## Start Records to use
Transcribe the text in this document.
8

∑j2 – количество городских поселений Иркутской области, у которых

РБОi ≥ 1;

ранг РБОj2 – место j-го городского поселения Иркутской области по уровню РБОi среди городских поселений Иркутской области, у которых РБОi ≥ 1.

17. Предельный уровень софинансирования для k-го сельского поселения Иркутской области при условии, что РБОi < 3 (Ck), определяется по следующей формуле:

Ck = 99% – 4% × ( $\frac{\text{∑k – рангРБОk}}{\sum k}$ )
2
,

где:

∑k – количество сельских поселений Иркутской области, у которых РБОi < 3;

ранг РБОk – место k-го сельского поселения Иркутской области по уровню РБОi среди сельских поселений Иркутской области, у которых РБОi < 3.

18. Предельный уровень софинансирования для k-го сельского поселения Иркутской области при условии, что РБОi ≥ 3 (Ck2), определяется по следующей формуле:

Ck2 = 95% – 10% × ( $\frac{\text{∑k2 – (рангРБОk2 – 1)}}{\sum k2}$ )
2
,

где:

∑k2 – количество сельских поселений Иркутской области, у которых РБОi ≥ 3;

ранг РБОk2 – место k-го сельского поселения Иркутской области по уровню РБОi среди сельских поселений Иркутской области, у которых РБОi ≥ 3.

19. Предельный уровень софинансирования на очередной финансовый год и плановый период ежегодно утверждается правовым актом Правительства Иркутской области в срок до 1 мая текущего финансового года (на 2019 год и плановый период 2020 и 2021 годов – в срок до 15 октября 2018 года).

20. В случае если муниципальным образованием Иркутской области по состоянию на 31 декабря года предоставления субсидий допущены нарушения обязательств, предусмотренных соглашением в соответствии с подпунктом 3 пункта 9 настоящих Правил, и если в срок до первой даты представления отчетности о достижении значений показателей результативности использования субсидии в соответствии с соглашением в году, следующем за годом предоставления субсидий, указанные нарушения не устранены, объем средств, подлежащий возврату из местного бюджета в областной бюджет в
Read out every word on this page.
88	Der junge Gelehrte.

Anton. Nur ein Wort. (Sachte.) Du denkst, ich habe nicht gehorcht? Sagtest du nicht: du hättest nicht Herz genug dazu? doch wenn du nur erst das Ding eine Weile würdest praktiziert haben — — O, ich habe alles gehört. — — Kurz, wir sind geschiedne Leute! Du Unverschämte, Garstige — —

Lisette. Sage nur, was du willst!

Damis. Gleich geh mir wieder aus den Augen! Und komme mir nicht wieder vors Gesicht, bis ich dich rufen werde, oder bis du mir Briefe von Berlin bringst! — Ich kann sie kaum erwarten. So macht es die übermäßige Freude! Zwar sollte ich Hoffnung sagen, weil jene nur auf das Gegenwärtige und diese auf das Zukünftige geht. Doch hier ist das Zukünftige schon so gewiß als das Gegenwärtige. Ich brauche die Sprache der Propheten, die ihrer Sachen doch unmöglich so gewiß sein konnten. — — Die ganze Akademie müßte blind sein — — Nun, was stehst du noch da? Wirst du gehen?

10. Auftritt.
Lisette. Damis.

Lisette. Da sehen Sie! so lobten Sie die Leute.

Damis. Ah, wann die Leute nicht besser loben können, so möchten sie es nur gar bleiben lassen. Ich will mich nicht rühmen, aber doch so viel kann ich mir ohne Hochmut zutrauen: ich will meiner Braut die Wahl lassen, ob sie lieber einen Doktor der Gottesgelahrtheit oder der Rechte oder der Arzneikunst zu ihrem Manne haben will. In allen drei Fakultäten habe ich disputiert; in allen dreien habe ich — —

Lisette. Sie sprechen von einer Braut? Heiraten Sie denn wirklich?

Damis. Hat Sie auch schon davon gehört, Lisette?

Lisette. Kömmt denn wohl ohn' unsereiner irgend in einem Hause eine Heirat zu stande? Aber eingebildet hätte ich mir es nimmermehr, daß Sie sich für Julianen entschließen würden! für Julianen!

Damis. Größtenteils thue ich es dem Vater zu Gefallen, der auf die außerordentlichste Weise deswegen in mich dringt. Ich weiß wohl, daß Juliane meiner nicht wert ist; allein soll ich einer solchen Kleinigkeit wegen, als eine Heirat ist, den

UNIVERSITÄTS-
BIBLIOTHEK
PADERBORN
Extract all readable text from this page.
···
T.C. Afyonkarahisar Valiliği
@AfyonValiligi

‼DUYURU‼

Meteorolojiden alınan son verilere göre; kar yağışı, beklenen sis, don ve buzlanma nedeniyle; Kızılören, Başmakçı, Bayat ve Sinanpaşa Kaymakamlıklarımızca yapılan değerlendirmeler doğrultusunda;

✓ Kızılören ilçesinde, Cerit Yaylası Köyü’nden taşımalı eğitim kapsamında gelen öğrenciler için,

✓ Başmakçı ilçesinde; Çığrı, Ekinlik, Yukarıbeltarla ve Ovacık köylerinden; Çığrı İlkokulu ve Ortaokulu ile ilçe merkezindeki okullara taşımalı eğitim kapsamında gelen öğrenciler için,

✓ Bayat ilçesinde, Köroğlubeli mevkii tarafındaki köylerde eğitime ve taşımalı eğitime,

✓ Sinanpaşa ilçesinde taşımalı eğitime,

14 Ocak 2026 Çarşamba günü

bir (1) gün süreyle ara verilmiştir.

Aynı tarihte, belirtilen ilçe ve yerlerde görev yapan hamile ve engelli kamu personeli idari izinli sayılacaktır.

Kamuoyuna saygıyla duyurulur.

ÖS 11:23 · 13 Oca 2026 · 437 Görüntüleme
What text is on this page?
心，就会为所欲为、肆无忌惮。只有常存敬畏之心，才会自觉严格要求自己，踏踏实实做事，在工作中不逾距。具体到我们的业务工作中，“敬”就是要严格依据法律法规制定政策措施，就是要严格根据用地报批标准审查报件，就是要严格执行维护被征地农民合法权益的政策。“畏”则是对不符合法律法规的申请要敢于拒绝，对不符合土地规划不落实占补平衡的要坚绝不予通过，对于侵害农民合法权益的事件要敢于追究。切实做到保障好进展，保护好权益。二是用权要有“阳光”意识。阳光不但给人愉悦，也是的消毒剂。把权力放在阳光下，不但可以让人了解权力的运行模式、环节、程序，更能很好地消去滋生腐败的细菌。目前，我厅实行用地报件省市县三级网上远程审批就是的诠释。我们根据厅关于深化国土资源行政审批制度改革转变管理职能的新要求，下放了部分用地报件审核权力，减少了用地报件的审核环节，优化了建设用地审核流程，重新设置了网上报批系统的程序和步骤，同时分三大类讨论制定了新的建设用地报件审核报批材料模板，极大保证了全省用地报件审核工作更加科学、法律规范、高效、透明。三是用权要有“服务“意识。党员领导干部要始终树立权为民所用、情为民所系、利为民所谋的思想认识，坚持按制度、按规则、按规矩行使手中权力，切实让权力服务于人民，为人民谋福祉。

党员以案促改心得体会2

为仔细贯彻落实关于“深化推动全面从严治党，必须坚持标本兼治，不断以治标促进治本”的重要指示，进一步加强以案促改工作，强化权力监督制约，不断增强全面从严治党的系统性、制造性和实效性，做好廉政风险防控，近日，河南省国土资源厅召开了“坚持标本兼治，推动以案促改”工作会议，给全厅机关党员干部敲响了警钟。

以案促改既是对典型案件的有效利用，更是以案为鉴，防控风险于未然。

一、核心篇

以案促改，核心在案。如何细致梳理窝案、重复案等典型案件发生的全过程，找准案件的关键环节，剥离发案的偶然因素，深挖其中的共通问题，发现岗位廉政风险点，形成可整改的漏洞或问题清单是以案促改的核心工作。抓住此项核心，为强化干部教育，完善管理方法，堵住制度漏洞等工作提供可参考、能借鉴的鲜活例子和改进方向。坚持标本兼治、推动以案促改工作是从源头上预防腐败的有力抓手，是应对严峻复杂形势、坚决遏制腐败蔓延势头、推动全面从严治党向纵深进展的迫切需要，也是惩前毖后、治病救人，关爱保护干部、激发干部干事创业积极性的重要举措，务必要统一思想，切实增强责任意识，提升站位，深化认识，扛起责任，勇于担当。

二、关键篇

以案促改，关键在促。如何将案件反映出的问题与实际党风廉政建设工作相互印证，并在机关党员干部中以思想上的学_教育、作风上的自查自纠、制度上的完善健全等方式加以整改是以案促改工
## End Records to use
» **Stated problem**: Show the lines where the word "городских" appears in the entries.

» **Output for this exercise**:
∑j2 – количество городских поселений Иркутской области, у которых
ранг РБОj2 – место j-го городского поселения Иркутской области по уровню РБОi среди городских поселений Иркутской области, у которых РБОi ≥ 1.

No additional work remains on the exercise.